Aim: Print out every record exactly as it appears.

Dataset entries
====
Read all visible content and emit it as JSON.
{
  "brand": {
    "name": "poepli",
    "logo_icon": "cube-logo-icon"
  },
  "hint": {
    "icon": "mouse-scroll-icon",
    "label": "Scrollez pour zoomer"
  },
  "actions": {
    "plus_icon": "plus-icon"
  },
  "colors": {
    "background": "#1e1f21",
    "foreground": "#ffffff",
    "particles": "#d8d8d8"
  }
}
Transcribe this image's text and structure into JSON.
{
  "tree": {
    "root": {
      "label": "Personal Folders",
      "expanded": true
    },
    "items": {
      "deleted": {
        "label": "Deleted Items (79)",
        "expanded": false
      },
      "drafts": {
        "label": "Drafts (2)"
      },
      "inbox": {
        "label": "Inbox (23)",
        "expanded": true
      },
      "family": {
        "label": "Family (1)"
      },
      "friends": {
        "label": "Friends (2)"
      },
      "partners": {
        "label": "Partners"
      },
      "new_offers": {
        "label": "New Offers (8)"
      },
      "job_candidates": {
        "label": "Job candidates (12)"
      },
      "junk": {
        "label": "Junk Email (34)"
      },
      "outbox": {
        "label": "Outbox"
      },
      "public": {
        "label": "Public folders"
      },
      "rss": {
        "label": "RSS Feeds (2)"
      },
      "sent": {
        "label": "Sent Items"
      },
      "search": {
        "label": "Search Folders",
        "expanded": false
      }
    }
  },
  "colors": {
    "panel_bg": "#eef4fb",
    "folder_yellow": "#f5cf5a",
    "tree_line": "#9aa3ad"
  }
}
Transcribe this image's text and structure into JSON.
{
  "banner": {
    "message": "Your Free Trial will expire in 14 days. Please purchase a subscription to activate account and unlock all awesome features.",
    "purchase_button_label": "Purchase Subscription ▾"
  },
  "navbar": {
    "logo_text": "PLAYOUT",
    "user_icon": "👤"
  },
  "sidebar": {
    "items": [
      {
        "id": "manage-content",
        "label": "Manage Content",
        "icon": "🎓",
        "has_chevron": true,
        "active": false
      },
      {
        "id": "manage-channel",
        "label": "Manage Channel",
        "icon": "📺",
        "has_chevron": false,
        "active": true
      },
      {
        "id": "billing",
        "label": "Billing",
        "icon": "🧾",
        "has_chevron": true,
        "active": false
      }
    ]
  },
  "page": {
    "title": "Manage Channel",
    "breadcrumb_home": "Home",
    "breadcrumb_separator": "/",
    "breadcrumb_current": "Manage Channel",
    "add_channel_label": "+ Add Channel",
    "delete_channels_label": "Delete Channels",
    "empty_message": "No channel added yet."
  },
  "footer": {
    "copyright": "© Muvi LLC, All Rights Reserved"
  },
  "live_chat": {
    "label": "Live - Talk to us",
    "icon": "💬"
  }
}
====
Full answer:
Read all visible content and emit it as JSON.
{
  "brand": {
    "name": "poepli",
    "logo_icon": "cube-logo-icon"
  },
  "hint": {
    "icon": "mouse-scroll-icon",
    "label": "Scrollez pour zoomer"
  },
  "actions": {
    "plus_icon": "plus-icon"
  },
  "colors": {
    "background": "#1e1f21",
    "foreground": "#ffffff",
    "particles": "#d8d8d8"
  }
}
Transcribe this image's text and structure into JSON.
{
  "tree": {
    "root": {
      "label": "Personal Folders",
      "expanded": true
    },
    "items": {
      "deleted": {
        "label": "Deleted Items (79)",
        "expanded": false
      },
      "drafts": {
        "label": "Drafts (2)"
      },
      "inbox": {
        "label": "Inbox (23)",
        "expanded": true
      },
      "family": {
        "label": "Family (1)"
      },
      "friends": {
        "label": "Friends (2)"
      },
      "partners": {
        "label": "Partners"
      },
      "new_offers": {
        "label": "New Offers (8)"
      },
      "job_candidates": {
        "label": "Job candidates (12)"
      },
      "junk": {
        "label": "Junk Email (34)"
      },
      "outbox": {
        "label": "Outbox"
      },
      "public": {
        "label": "Public folders"
      },
      "rss": {
        "label": "RSS Feeds (2)"
      },
      "sent": {
        "label": "Sent Items"
      },
      "search": {
        "label": "Search Folders",
        "expanded": false
      }
    }
  },
  "colors": {
    "panel_bg": "#eef4fb",
    "folder_yellow": "#f5cf5a",
    "tree_line": "#9aa3ad"
  }
}
Transcribe this image's text and structure into JSON.
{
  "banner": {
    "message": "Your Free Trial will expire in 14 days. Please purchase a subscription to activate account and unlock all awesome features.",
    "purchase_button_label": "Purchase Subscription ▾"
  },
  "navbar": {
    "logo_text": "PLAYOUT",
    "user_icon": "👤"
  },
  "sidebar": {
    "items": [
      {
        "id": "manage-content",
        "label": "Manage Content",
        "icon": "🎓",
        "has_chevron": true,
        "active": false
      },
      {
        "id": "manage-channel",
        "label": "Manage Channel",
        "icon": "📺",
        "has_chevron": false,
        "active": true
      },
      {
        "id": "billing",
        "label": "Billing",
        "icon": "🧾",
        "has_chevron": true,
        "active": false
      }
    ]
  },
  "page": {
    "title": "Manage Channel",
    "breadcrumb_home": "Home",
    "breadcrumb_separator": "/",
    "breadcrumb_current": "Manage Channel",
    "add_channel_label": "+ Add Channel",
    "delete_channels_label": "Delete Channels",
    "empty_message": "No channel added yet."
  },
  "footer": {
    "copyright": "© Muvi LLC, All Rights Reserved"
  },
  "live_chat": {
    "label": "Live - Talk to us",
    "icon": "💬"
  }
}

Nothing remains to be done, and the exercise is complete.